*WRITTEN REQUEST*
Return the complete listing that follows, with each line reproduced exactly.

Records from a data collection:
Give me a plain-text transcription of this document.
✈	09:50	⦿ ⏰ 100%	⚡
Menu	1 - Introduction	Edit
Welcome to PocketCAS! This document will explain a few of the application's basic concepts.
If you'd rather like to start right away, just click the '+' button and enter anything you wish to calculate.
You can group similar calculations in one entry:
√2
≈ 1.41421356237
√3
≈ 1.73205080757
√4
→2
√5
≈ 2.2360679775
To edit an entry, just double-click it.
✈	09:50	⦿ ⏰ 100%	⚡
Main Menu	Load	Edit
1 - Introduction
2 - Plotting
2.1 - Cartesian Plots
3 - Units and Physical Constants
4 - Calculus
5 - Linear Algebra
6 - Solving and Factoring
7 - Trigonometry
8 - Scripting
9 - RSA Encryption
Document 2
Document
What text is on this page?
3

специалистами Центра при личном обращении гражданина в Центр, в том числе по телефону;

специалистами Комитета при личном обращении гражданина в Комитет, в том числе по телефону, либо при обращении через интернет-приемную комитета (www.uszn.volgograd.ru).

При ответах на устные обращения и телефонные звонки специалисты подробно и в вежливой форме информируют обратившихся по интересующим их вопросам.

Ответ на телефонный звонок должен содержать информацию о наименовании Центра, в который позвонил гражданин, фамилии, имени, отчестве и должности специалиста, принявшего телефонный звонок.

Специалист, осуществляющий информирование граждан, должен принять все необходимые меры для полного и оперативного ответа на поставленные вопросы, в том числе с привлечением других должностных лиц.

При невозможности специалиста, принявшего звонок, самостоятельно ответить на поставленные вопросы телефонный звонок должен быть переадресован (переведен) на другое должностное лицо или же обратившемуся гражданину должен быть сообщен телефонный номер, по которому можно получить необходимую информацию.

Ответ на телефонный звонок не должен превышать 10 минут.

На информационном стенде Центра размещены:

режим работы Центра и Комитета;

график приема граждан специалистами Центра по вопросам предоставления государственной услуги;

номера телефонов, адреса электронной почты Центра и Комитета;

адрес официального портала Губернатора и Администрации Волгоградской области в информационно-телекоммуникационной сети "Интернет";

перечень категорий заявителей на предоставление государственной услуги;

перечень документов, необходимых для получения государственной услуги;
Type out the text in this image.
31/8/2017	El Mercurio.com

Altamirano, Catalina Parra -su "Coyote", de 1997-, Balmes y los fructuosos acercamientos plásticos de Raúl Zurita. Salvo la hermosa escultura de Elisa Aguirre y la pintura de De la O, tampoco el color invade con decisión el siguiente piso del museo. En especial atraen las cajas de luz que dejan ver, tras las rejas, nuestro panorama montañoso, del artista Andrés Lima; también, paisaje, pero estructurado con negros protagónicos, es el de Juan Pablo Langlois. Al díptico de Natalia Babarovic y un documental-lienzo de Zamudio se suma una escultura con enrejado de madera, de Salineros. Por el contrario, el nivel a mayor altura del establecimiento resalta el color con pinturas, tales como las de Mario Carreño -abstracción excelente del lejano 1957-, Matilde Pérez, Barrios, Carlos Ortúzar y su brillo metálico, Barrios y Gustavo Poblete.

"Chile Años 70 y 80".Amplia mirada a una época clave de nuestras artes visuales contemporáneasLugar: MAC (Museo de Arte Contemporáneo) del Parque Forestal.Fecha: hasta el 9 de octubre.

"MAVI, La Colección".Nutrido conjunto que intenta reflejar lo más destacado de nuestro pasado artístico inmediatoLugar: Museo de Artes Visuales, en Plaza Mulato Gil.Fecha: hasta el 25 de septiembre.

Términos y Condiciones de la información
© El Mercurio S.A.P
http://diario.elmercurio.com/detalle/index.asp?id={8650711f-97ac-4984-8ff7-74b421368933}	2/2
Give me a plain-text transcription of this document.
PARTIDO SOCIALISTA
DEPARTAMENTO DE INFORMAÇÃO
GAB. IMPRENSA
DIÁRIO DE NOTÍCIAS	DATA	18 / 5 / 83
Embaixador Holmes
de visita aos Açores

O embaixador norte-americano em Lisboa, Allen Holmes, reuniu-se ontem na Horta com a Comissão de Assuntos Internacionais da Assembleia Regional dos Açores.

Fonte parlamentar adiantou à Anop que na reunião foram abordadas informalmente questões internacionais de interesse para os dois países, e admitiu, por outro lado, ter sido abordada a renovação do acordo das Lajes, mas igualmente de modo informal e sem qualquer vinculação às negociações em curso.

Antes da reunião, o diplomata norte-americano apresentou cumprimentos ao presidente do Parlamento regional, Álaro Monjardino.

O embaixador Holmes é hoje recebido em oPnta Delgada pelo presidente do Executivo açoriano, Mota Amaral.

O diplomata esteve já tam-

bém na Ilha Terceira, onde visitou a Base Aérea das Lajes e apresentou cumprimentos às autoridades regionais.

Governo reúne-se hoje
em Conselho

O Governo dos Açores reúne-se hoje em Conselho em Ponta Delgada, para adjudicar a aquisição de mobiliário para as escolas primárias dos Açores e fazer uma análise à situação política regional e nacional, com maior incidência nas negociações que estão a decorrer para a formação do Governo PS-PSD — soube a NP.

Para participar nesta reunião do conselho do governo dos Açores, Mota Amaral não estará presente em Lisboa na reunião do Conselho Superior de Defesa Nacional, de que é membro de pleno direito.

*TASK SOLUTION*
Give me a plain-text transcription of this document.
✈	09:50	⦿ ⏰ 100%	⚡
Menu	1 - Introduction	Edit
Welcome to PocketCAS! This document will explain a few of the application's basic concepts.
If you'd rather like to start right away, just click the '+' button and enter anything you wish to calculate.
You can group similar calculations in one entry:
√2
≈ 1.41421356237
√3
≈ 1.73205080757
√4
→2
√5
≈ 2.2360679775
To edit an entry, just double-click it.
✈	09:50	⦿ ⏰ 100%	⚡
Main Menu	Load	Edit
1 - Introduction
2 - Plotting
2.1 - Cartesian Plots
3 - Units and Physical Constants
4 - Calculus
5 - Linear Algebra
6 - Solving and Factoring
7 - Trigonometry
8 - Scripting
9 - RSA Encryption
Document 2
Document
What text is on this page?
3

специалистами Центра при личном обращении гражданина в Центр, в том числе по телефону;

специалистами Комитета при личном обращении гражданина в Комитет, в том числе по телефону, либо при обращении через интернет-приемную комитета (www.uszn.volgograd.ru).

При ответах на устные обращения и телефонные звонки специалисты подробно и в вежливой форме информируют обратившихся по интересующим их вопросам.

Ответ на телефонный звонок должен содержать информацию о наименовании Центра, в который позвонил гражданин, фамилии, имени, отчестве и должности специалиста, принявшего телефонный звонок.

Специалист, осуществляющий информирование граждан, должен принять все необходимые меры для полного и оперативного ответа на поставленные вопросы, в том числе с привлечением других должностных лиц.

При невозможности специалиста, принявшего звонок, самостоятельно ответить на поставленные вопросы телефонный звонок должен быть переадресован (переведен) на другое должностное лицо или же обратившемуся гражданину должен быть сообщен телефонный номер, по которому можно получить необходимую информацию.

Ответ на телефонный звонок не должен превышать 10 минут.

На информационном стенде Центра размещены:

режим работы Центра и Комитета;

график приема граждан специалистами Центра по вопросам предоставления государственной услуги;

номера телефонов, адреса электронной почты Центра и Комитета;

адрес официального портала Губернатора и Администрации Волгоградской области в информационно-телекоммуникационной сети "Интернет";

перечень категорий заявителей на предоставление государственной услуги;

перечень документов, необходимых для получения государственной услуги;
Type out the text in this image.
31/8/2017	El Mercurio.com

Altamirano, Catalina Parra -su "Coyote", de 1997-, Balmes y los fructuosos acercamientos plásticos de Raúl Zurita. Salvo la hermosa escultura de Elisa Aguirre y la pintura de De la O, tampoco el color invade con decisión el siguiente piso del museo. En especial atraen las cajas de luz que dejan ver, tras las rejas, nuestro panorama montañoso, del artista Andrés Lima; también, paisaje, pero estructurado con negros protagónicos, es el de Juan Pablo Langlois. Al díptico de Natalia Babarovic y un documental-lienzo de Zamudio se suma una escultura con enrejado de madera, de Salineros. Por el contrario, el nivel a mayor altura del establecimiento resalta el color con pinturas, tales como las de Mario Carreño -abstracción excelente del lejano 1957-, Matilde Pérez, Barrios, Carlos Ortúzar y su brillo metálico, Barrios y Gustavo Poblete.

"Chile Años 70 y 80".Amplia mirada a una época clave de nuestras artes visuales contemporáneasLugar: MAC (Museo de Arte Contemporáneo) del Parque Forestal.Fecha: hasta el 9 de octubre.

"MAVI, La Colección".Nutrido conjunto que intenta reflejar lo más destacado de nuestro pasado artístico inmediatoLugar: Museo de Artes Visuales, en Plaza Mulato Gil.Fecha: hasta el 25 de septiembre.

Términos y Condiciones de la información
© El Mercurio S.A.P
http://diario.elmercurio.com/detalle/index.asp?id={8650711f-97ac-4984-8ff7-74b421368933}	2/2
Give me a plain-text transcription of this document.
PARTIDO SOCIALISTA
DEPARTAMENTO DE INFORMAÇÃO
GAB. IMPRENSA
DIÁRIO DE NOTÍCIAS	DATA	18 / 5 / 83
Embaixador Holmes
de visita aos Açores

O embaixador norte-americano em Lisboa, Allen Holmes, reuniu-se ontem na Horta com a Comissão de Assuntos Internacionais da Assembleia Regional dos Açores.

Fonte parlamentar adiantou à Anop que na reunião foram abordadas informalmente questões internacionais de interesse para os dois países, e admitiu, por outro lado, ter sido abordada a renovação do acordo das Lajes, mas igualmente de modo informal e sem qualquer vinculação às negociações em curso.

Antes da reunião, o diplomata norte-americano apresentou cumprimentos ao presidente do Parlamento regional, Álaro Monjardino.

O embaixador Holmes é hoje recebido em oPnta Delgada pelo presidente do Executivo açoriano, Mota Amaral.

O diplomata esteve já tam-

bém na Ilha Terceira, onde visitou a Base Aérea das Lajes e apresentou cumprimentos às autoridades regionais.

Governo reúne-se hoje
em Conselho

O Governo dos Açores reúne-se hoje em Conselho em Ponta Delgada, para adjudicar a aquisição de mobiliário para as escolas primárias dos Açores e fazer uma análise à situação política regional e nacional, com maior incidência nas negociações que estão a decorrer para a formação do Governo PS-PSD — soube a NP.

Para participar nesta reunião do conselho do governo dos Açores, Mota Amaral não estará presente em Lisboa na reunião do Conselho Superior de Defesa Nacional, de que é membro de pleno direito.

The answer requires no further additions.